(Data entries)
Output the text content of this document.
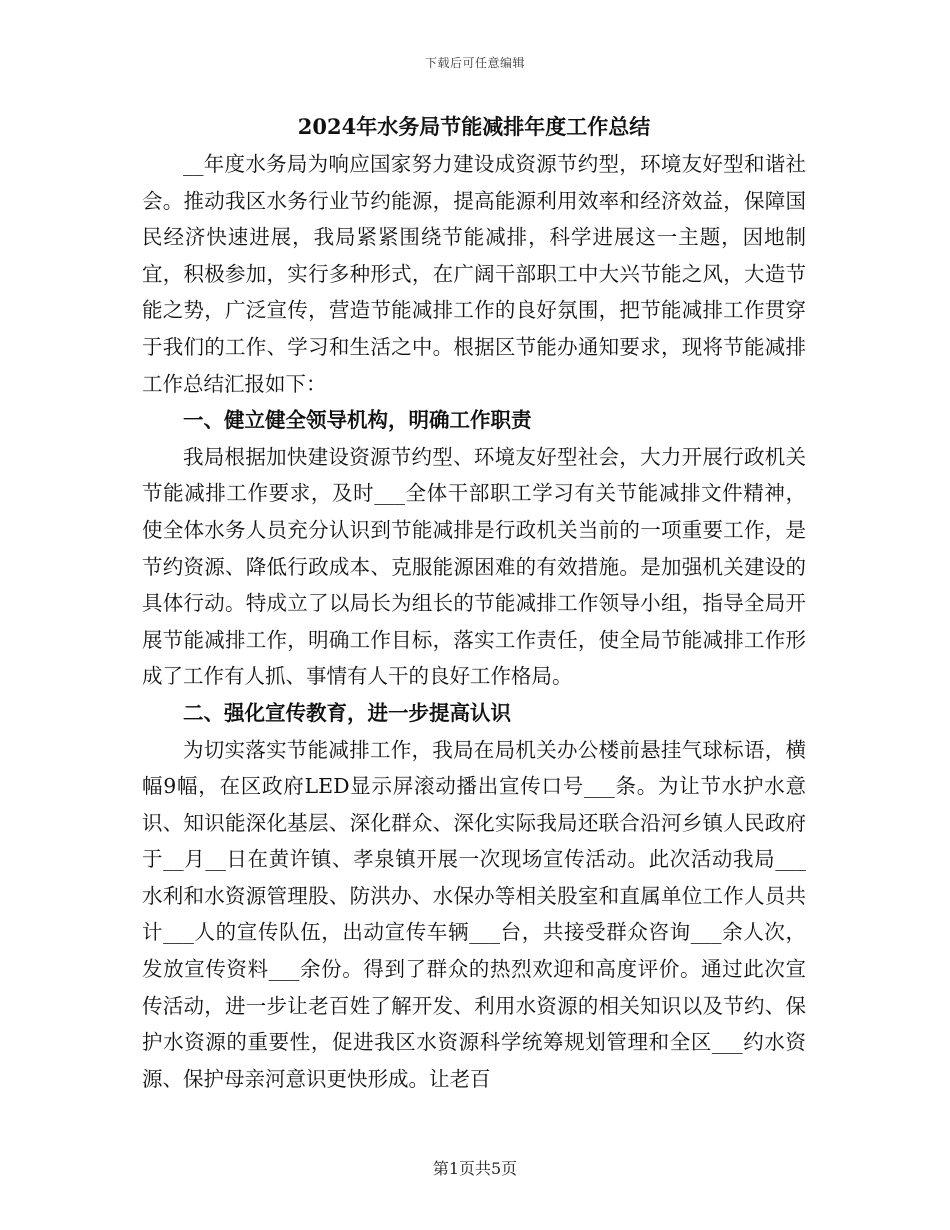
下载后可任意编辑
2024年水务局节能减排年度工作总结

__年度水务局为响应国家努力建设成资源节约型，环境友好型和谐社会。推动我区水务行业节约能源，提高能源利用效率和经济效益，保障国民经济快速进展，我局紧紧围绕节能减排，科学进展这一主题，因地制宜，积极参加，实行多种形式，在广阔干部职工中大兴节能之风，大造节能之势，广泛宣传，营造节能减排工作的良好氛围，把节能减排工作贯穿于我们的工作、学习和生活之中。根据区节能办通知要求，现将节能减排工作总结汇报如下：

一、健立健全领导机构，明确工作职责

我局根据加快建设资源节约型、环境友好型社会，大力开展行政机关节能减排工作要求，及时___全体干部职工学习有关节能减排文件精神，使全体水务人员充分认识到节能减排是行政机关当前的一项重要工作，是节约资源、降低行政成本、克服能源困难的有效措施。是加强机关建设的具体行动。特成立了以局长为组长的节能减排工作领导小组，指导全局开展节能减排工作，明确工作目标，落实工作责任，使全局节能减排工作形成了工作有人抓、事情有人干的良好工作格局。

二、强化宣传教育，进一步提高认识

为切实落实节能减排工作，我局在局机关办公楼前悬挂气球标语，横幅9幅，在区政府LED显示屏滚动播出宣传口号___条。为让节水护水意识、知识能深化基层、深化群众、深化实际我局还联合沿河乡镇人民政府于__月__日在黄许镇、孝泉镇开展一次现场宣传活动。此次活动我局___水利和水资源管理股、防洪办、水保办等相关股室和直属单位工作人员共计___人的宣传队伍，出动宣传车辆___台，共接受群众咨询___余人次，发放宣传资料___余份。得到了群众的热烈欢迎和高度评价。通过此次宣传活动，进一步让老百姓了解开发、利用水资源的相关知识以及节约、保护水资源的重要性，促进我区水资源科学统筹规划管理和全区___约水资源、保护母亲河意识更快形成。让老百

第1页共5页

WORK TO COMPLETE » Images must not appear in the copy; reproduce everything else in the records verbatim.

ANSWER IN FULL »
Output the text content of this document.
下载后可任意编辑
2024年水务局节能减排年度工作总结

__年度水务局为响应国家努力建设成资源节约型，环境友好型和谐社会。推动我区水务行业节约能源，提高能源利用效率和经济效益，保障国民经济快速进展，我局紧紧围绕节能减排，科学进展这一主题，因地制宜，积极参加，实行多种形式，在广阔干部职工中大兴节能之风，大造节能之势，广泛宣传，营造节能减排工作的良好氛围，把节能减排工作贯穿于我们的工作、学习和生活之中。根据区节能办通知要求，现将节能减排工作总结汇报如下：

一、健立健全领导机构，明确工作职责

我局根据加快建设资源节约型、环境友好型社会，大力开展行政机关节能减排工作要求，及时___全体干部职工学习有关节能减排文件精神，使全体水务人员充分认识到节能减排是行政机关当前的一项重要工作，是节约资源、降低行政成本、克服能源困难的有效措施。是加强机关建设的具体行动。特成立了以局长为组长的节能减排工作领导小组，指导全局开展节能减排工作，明确工作目标，落实工作责任，使全局节能减排工作形成了工作有人抓、事情有人干的良好工作格局。

二、强化宣传教育，进一步提高认识

为切实落实节能减排工作，我局在局机关办公楼前悬挂气球标语，横幅9幅，在区政府LED显示屏滚动播出宣传口号___条。为让节水护水意识、知识能深化基层、深化群众、深化实际我局还联合沿河乡镇人民政府于__月__日在黄许镇、孝泉镇开展一次现场宣传活动。此次活动我局___水利和水资源管理股、防洪办、水保办等相关股室和直属单位工作人员共计___人的宣传队伍，出动宣传车辆___台，共接受群众咨询___余人次，发放宣传资料___余份。得到了群众的热烈欢迎和高度评价。通过此次宣传活动，进一步让老百姓了解开发、利用水资源的相关知识以及节约、保护水资源的重要性，促进我区水资源科学统筹规划管理和全区___约水资源、保护母亲河意识更快形成。让老百

第1页共5页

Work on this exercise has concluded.